### Provided data ###
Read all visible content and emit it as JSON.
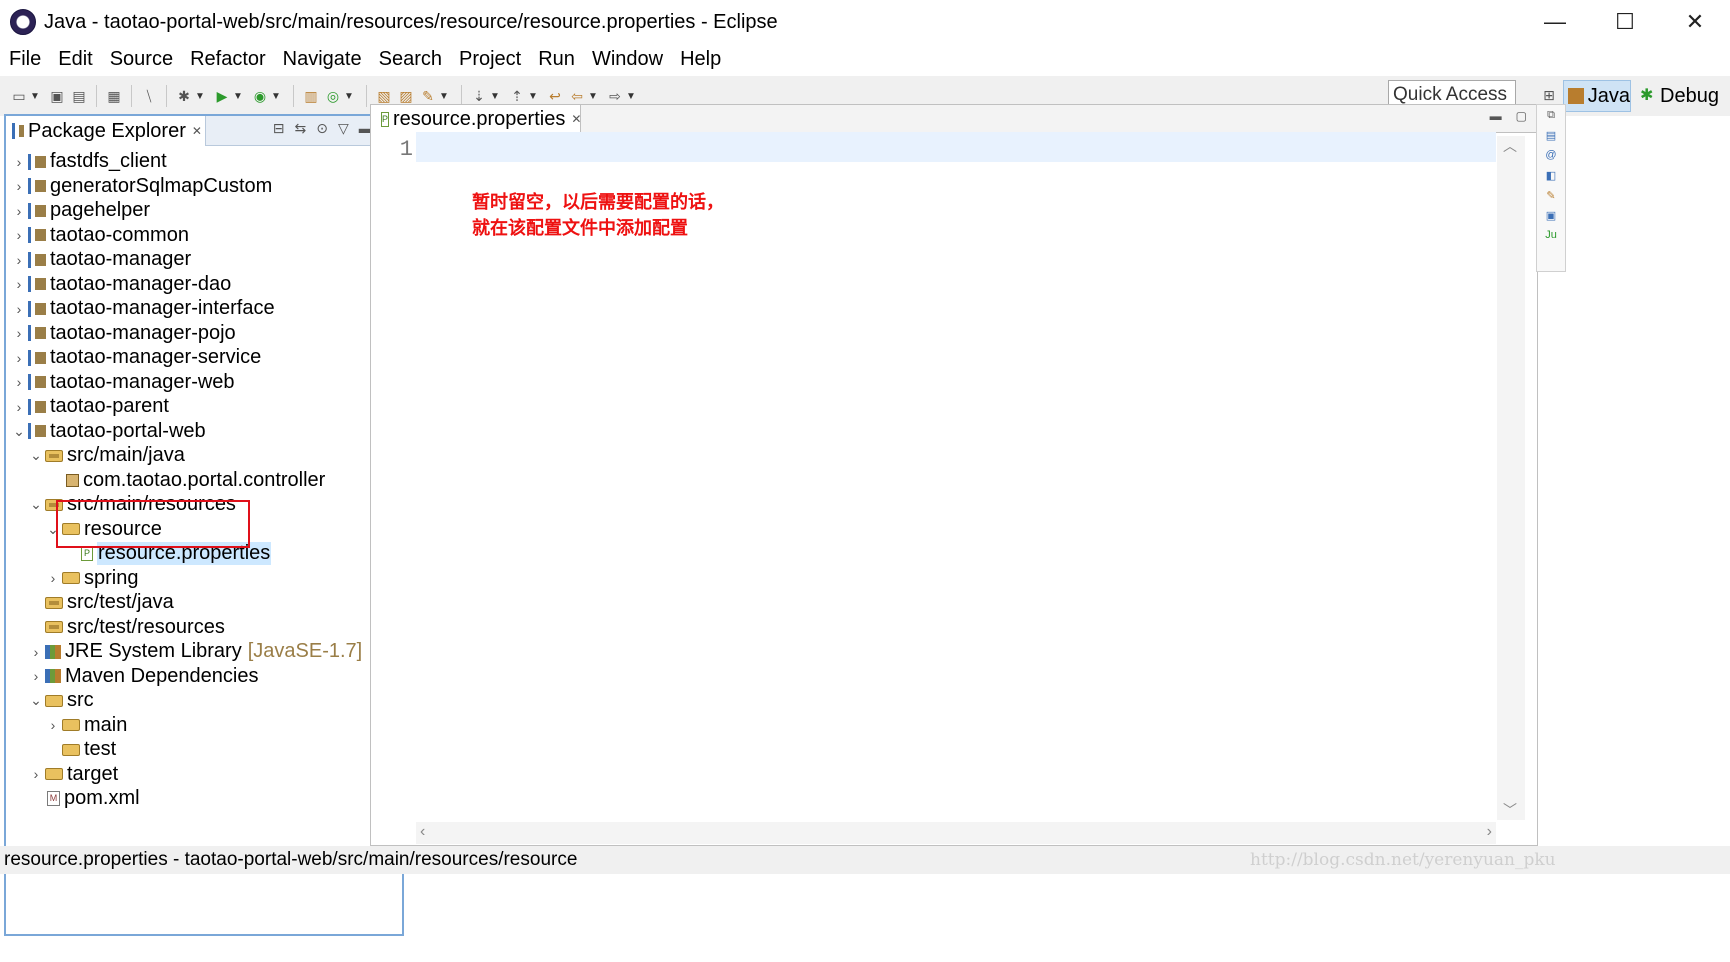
{
  "window": {
    "title": "Java - taotao-portal-web/src/main/resources/resource/resource.properties - Eclipse",
    "controls": {
      "minimize": "—",
      "maximize": "☐",
      "close": "✕"
    }
  },
  "menu": [
    "File",
    "Edit",
    "Source",
    "Refactor",
    "Navigate",
    "Search",
    "Project",
    "Run",
    "Window",
    "Help"
  ],
  "toolbar": {
    "quick_access": "Quick Access",
    "perspectives": {
      "java": "Java",
      "debug": "Debug"
    }
  },
  "package_explorer": {
    "tab_label": "Package Explorer",
    "tab_close": "✕",
    "tree": [
      {
        "label": "fastdfs_client",
        "depth": 0,
        "expanded": false,
        "icon": "project-icon"
      },
      {
        "label": "generatorSqlmapCustom",
        "depth": 0,
        "expanded": false,
        "icon": "project-icon"
      },
      {
        "label": "pagehelper",
        "depth": 0,
        "expanded": false,
        "icon": "project-icon"
      },
      {
        "label": "taotao-common",
        "depth": 0,
        "expanded": false,
        "icon": "project-icon"
      },
      {
        "label": "taotao-manager",
        "depth": 0,
        "expanded": false,
        "icon": "project-icon"
      },
      {
        "label": "taotao-manager-dao",
        "depth": 0,
        "expanded": false,
        "icon": "project-icon"
      },
      {
        "label": "taotao-manager-interface",
        "depth": 0,
        "expanded": false,
        "icon": "project-icon"
      },
      {
        "label": "taotao-manager-pojo",
        "depth": 0,
        "expanded": false,
        "icon": "project-icon"
      },
      {
        "label": "taotao-manager-service",
        "depth": 0,
        "expanded": false,
        "icon": "project-icon"
      },
      {
        "label": "taotao-manager-web",
        "depth": 0,
        "expanded": false,
        "icon": "project-icon"
      },
      {
        "label": "taotao-parent",
        "depth": 0,
        "expanded": false,
        "icon": "project-icon"
      },
      {
        "label": "taotao-portal-web",
        "depth": 0,
        "expanded": true,
        "icon": "project-icon"
      },
      {
        "label": "src/main/java",
        "depth": 1,
        "expanded": true,
        "icon": "source-folder-icon"
      },
      {
        "label": "com.taotao.portal.controller",
        "depth": 2,
        "expanded": null,
        "icon": "package-icon"
      },
      {
        "label": "src/main/resources",
        "depth": 1,
        "expanded": true,
        "icon": "source-folder-icon"
      },
      {
        "label": "resource",
        "depth": 2,
        "expanded": true,
        "icon": "folder-icon"
      },
      {
        "label": "resource.properties",
        "depth": 3,
        "expanded": null,
        "icon": "properties-file-icon",
        "selected": true
      },
      {
        "label": "spring",
        "depth": 2,
        "expanded": false,
        "icon": "folder-icon"
      },
      {
        "label": "src/test/java",
        "depth": 1,
        "expanded": null,
        "icon": "source-folder-icon"
      },
      {
        "label": "src/test/resources",
        "depth": 1,
        "expanded": null,
        "icon": "source-folder-icon"
      },
      {
        "label": "JRE System Library",
        "suffix": "[JavaSE-1.7]",
        "depth": 1,
        "expanded": false,
        "icon": "library-icon"
      },
      {
        "label": "Maven Dependencies",
        "depth": 1,
        "expanded": false,
        "icon": "library-icon"
      },
      {
        "label": "src",
        "depth": 1,
        "expanded": true,
        "icon": "folder-icon"
      },
      {
        "label": "main",
        "depth": 2,
        "expanded": false,
        "icon": "folder-icon"
      },
      {
        "label": "test",
        "depth": 2,
        "expanded": null,
        "icon": "folder-icon"
      },
      {
        "label": "target",
        "depth": 1,
        "expanded": false,
        "icon": "folder-icon"
      },
      {
        "label": "pom.xml",
        "depth": 1,
        "expanded": null,
        "icon": "xml-file-icon"
      }
    ]
  },
  "editor": {
    "tab_label": "resource.properties",
    "tab_close": "✕",
    "line_number": "1",
    "annotation_line1": "暂时留空，以后需要配置的话，",
    "annotation_line2": "就在该配置文件中添加配置"
  },
  "status": {
    "text": "resource.properties - taotao-portal-web/src/main/resources/resource",
    "watermark": "http://blog.csdn.net/yerenyuan_pku"
  },
  "colors": {
    "selection": "#cde8ff",
    "highlight_box": "#e0101a",
    "annotation": "#ee1111"
  }
}
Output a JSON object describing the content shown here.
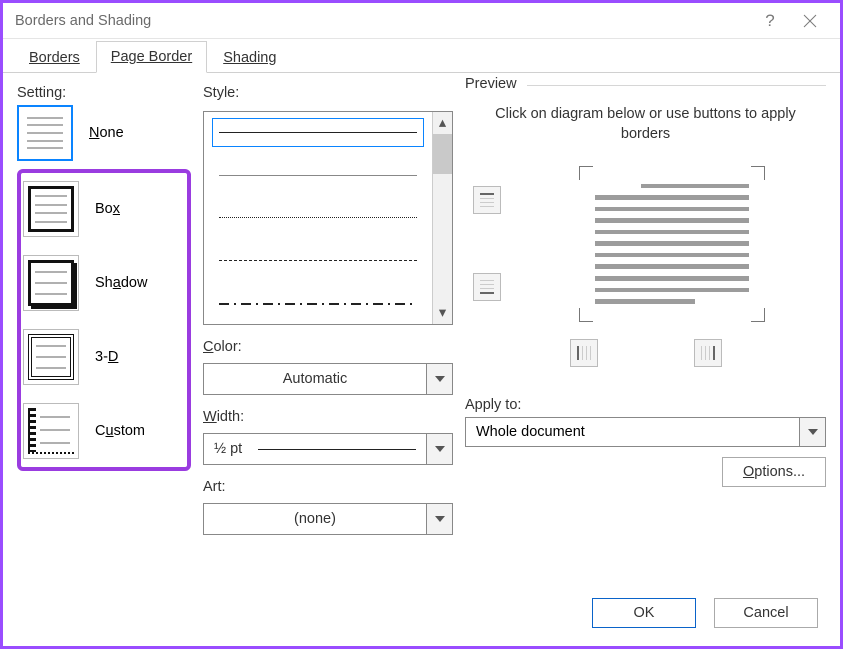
{
  "title": "Borders and Shading",
  "tabs": {
    "borders": "Borders",
    "page_border": "Page Border",
    "shading": "Shading"
  },
  "setting": {
    "label": "Setting:",
    "items": [
      {
        "label": "None"
      },
      {
        "label": "Box"
      },
      {
        "label": "Shadow"
      },
      {
        "label": "3-D"
      },
      {
        "label": "Custom"
      }
    ]
  },
  "style": {
    "label": "Style:"
  },
  "color": {
    "label": "Color:",
    "value": "Automatic"
  },
  "width": {
    "label": "Width:",
    "value": "½ pt"
  },
  "art": {
    "label": "Art:",
    "value": "(none)"
  },
  "preview": {
    "label": "Preview",
    "hint": "Click on diagram below or use buttons to apply borders"
  },
  "apply_to": {
    "label": "Apply to:",
    "value": "Whole document"
  },
  "buttons": {
    "options": "Options...",
    "ok": "OK",
    "cancel": "Cancel"
  }
}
###
Requirements: Drop the images and repeat the data exactly.

Reply:
Read all visible content and emit it as JSON.
{
  "window": {
    "title": "Java - taotao-portal-web/src/main/resources/resource/resource.properties - Eclipse",
    "controls": {
      "minimize": "—",
      "maximize": "☐",
      "close": "✕"
    }
  },
  "menu": [
    "File",
    "Edit",
    "Source",
    "Refactor",
    "Navigate",
    "Search",
    "Project",
    "Run",
    "Window",
    "Help"
  ],
  "toolbar": {
    "quick_access": "Quick Access",
    "perspectives": {
      "java": "Java",
      "debug": "Debug"
    }
  },
  "package_explorer": {
    "tab_label": "Package Explorer",
    "tab_close": "✕",
    "tree": [
      {
        "label": "fastdfs_client",
        "depth": 0,
        "expanded": false,
        "icon": "project-icon"
      },
      {
        "label": "generatorSqlmapCustom",
        "depth": 0,
        "expanded": false,
        "icon": "project-icon"
      },
      {
        "label": "pagehelper",
        "depth": 0,
        "expanded": false,
        "icon": "project-icon"
      },
      {
        "label": "taotao-common",
        "depth": 0,
        "expanded": false,
        "icon": "project-icon"
      },
      {
        "label": "taotao-manager",
        "depth": 0,
        "expanded": false,
        "icon": "project-icon"
      },
      {
        "label": "taotao-manager-dao",
        "depth": 0,
        "expanded": false,
        "icon": "project-icon"
      },
      {
        "label": "taotao-manager-interface",
        "depth": 0,
        "expanded": false,
        "icon": "project-icon"
      },
      {
        "label": "taotao-manager-pojo",
        "depth": 0,
        "expanded": false,
        "icon": "project-icon"
      },
      {
        "label": "taotao-manager-service",
        "depth": 0,
        "expanded": false,
        "icon": "project-icon"
      },
      {
        "label": "taotao-manager-web",
        "depth": 0,
        "expanded": false,
        "icon": "project-icon"
      },
      {
        "label": "taotao-parent",
        "depth": 0,
        "expanded": false,
        "icon": "project-icon"
      },
      {
        "label": "taotao-portal-web",
        "depth": 0,
        "expanded": true,
        "icon": "project-icon"
      },
      {
        "label": "src/main/java",
        "depth": 1,
        "expanded": true,
        "icon": "source-folder-icon"
      },
      {
        "label": "com.taotao.portal.controller",
        "depth": 2,
        "expanded": null,
        "icon": "package-icon"
      },
      {
        "label": "src/main/resources",
        "depth": 1,
        "expanded": true,
        "icon": "source-folder-icon"
      },
      {
        "label": "resource",
        "depth": 2,
        "expanded": true,
        "icon": "folder-icon"
      },
      {
        "label": "resource.properties",
        "depth": 3,
        "expanded": null,
        "icon": "properties-file-icon",
        "selected": true
      },
      {
        "label": "spring",
        "depth": 2,
        "expanded": false,
        "icon": "folder-icon"
      },
      {
        "label": "src/test/java",
        "depth": 1,
        "expanded": null,
        "icon": "source-folder-icon"
      },
      {
        "label": "src/test/resources",
        "depth": 1,
        "expanded": null,
        "icon": "source-folder-icon"
      },
      {
        "label": "JRE System Library",
        "suffix": "[JavaSE-1.7]",
        "depth": 1,
        "expanded": false,
        "icon": "library-icon"
      },
      {
        "label": "Maven Dependencies",
        "depth": 1,
        "expanded": false,
        "icon": "library-icon"
      },
      {
        "label": "src",
        "depth": 1,
        "expanded": true,
        "icon": "folder-icon"
      },
      {
        "label": "main",
        "depth": 2,
        "expanded": false,
        "icon": "folder-icon"
      },
      {
        "label": "test",
        "depth": 2,
        "expanded": null,
        "icon": "folder-icon"
      },
      {
        "label": "target",
        "depth": 1,
        "expanded": false,
        "icon": "folder-icon"
      },
      {
        "label": "pom.xml",
        "depth": 1,
        "expanded": null,
        "icon": "xml-file-icon"
      }
    ]
  },
  "editor": {
    "tab_label": "resource.properties",
    "tab_close": "✕",
    "line_number": "1",
    "annotation_line1": "暂时留空，以后需要配置的话，",
    "annotation_line2": "就在该配置文件中添加配置"
  },
  "status": {
    "text": "resource.properties - taotao-portal-web/src/main/resources/resource",
    "watermark": "http://blog.csdn.net/yerenyuan_pku"
  },
  "colors": {
    "selection": "#cde8ff",
    "highlight_box": "#e0101a",
    "annotation": "#ee1111"
  }
}
Output a JSON object describing the content shown here.
{
  "title": "Borders and Shading",
  "tabs": {
    "borders": "Borders",
    "page_border": "Page Border",
    "shading": "Shading"
  },
  "setting": {
    "label": "Setting:",
    "items": [
      {
        "label": "None"
      },
      {
        "label": "Box"
      },
      {
        "label": "Shadow"
      },
      {
        "label": "3-D"
      },
      {
        "label": "Custom"
      }
    ]
  },
  "style": {
    "label": "Style:"
  },
  "color": {
    "label": "Color:",
    "value": "Automatic"
  },
  "width": {
    "label": "Width:",
    "value": "½ pt"
  },
  "art": {
    "label": "Art:",
    "value": "(none)"
  },
  "preview": {
    "label": "Preview",
    "hint": "Click on diagram below or use buttons to apply borders"
  },
  "apply_to": {
    "label": "Apply to:",
    "value": "Whole document"
  },
  "buttons": {
    "options": "Options...",
    "ok": "OK",
    "cancel": "Cancel"
  }
}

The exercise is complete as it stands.